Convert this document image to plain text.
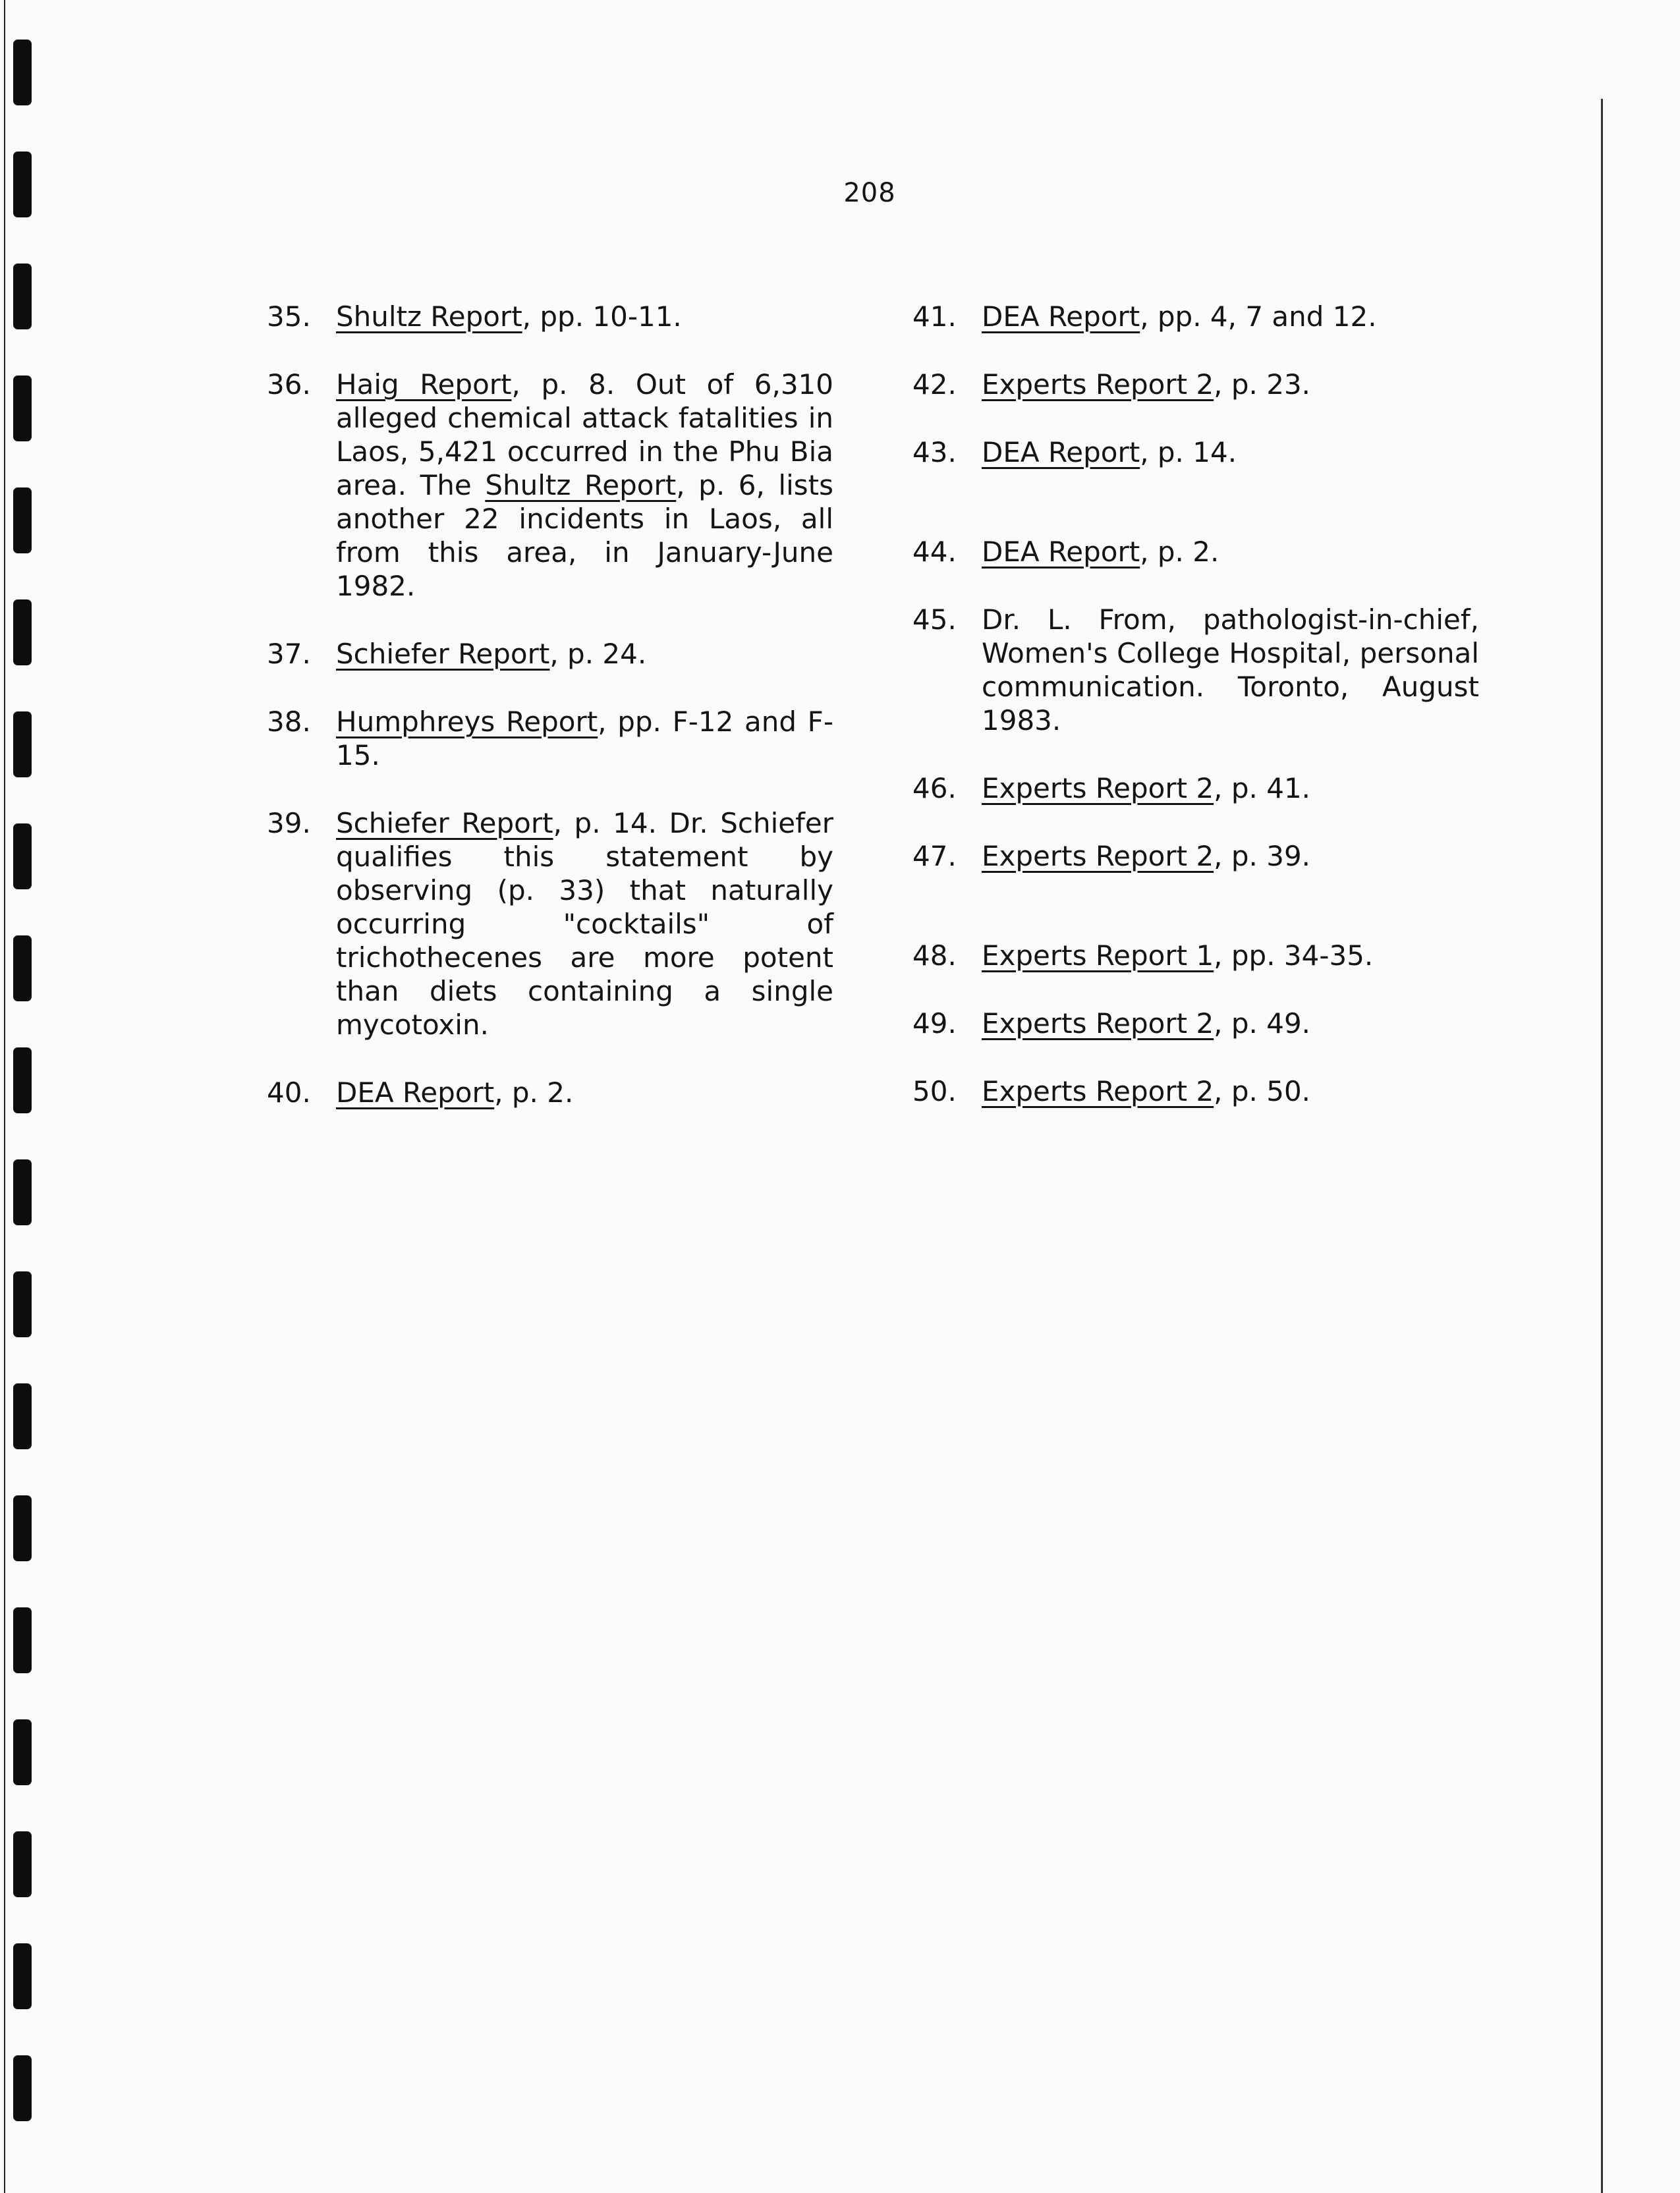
208
35. Shultz Report, pp. 10-11.
36. Haig Report, p. 8. Out of 6,310 alleged chemical attack fatalities in Laos, 5,421 occurred in the Phu Bia area. The Shultz Report, p. 6, lists another 22 incidents in Laos, all from this area, in January-June 1982.
37. Schiefer Report, p. 24.
38. Humphreys Report, pp. F-12 and F-15.
39. Schiefer Report, p. 14. Dr. Schiefer qualifies this statement by observing (p. 33) that naturally occurring "cocktails" of trichothecenes are more potent than diets containing a single mycotoxin.
40. DEA Report, p. 2.
41. DEA Report, pp. 4, 7 and 12.
42. Experts Report 2, p. 23.
43. DEA Report, p. 14.
44. DEA Report, p. 2.
45. Dr. L. From, pathologist-in-chief, Women's College Hospital, personal communication. Toronto, August 1983.
46. Experts Report 2, p. 41.
47. Experts Report 2, p. 39.
48. Experts Report 1, pp. 34-35.
49. Experts Report 2, p. 49.
50. Experts Report 2, p. 50.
_ _ _
Your instructions:
Please copy the data above exactly, omitting the pictures.

Completed task:
Convert this document image to plain text.
208
35. Shultz Report, pp. 10-11.
36. Haig Report, p. 8. Out of 6,310 alleged chemical attack fatalities in Laos, 5,421 occurred in the Phu Bia area. The Shultz Report, p. 6, lists another 22 incidents in Laos, all from this area, in January-June 1982.
37. Schiefer Report, p. 24.
38. Humphreys Report, pp. F-12 and F-15.
39. Schiefer Report, p. 14. Dr. Schiefer qualifies this statement by observing (p. 33) that naturally occurring "cocktails" of trichothecenes are more potent than diets containing a single mycotoxin.
40. DEA Report, p. 2.
41. DEA Report, pp. 4, 7 and 12.
42. Experts Report 2, p. 23.
43. DEA Report, p. 14.
44. DEA Report, p. 2.
45. Dr. L. From, pathologist-in-chief, Women's College Hospital, personal communication. Toronto, August 1983.
46. Experts Report 2, p. 41.
47. Experts Report 2, p. 39.
48. Experts Report 1, pp. 34-35.
49. Experts Report 2, p. 49.
50. Experts Report 2, p. 50.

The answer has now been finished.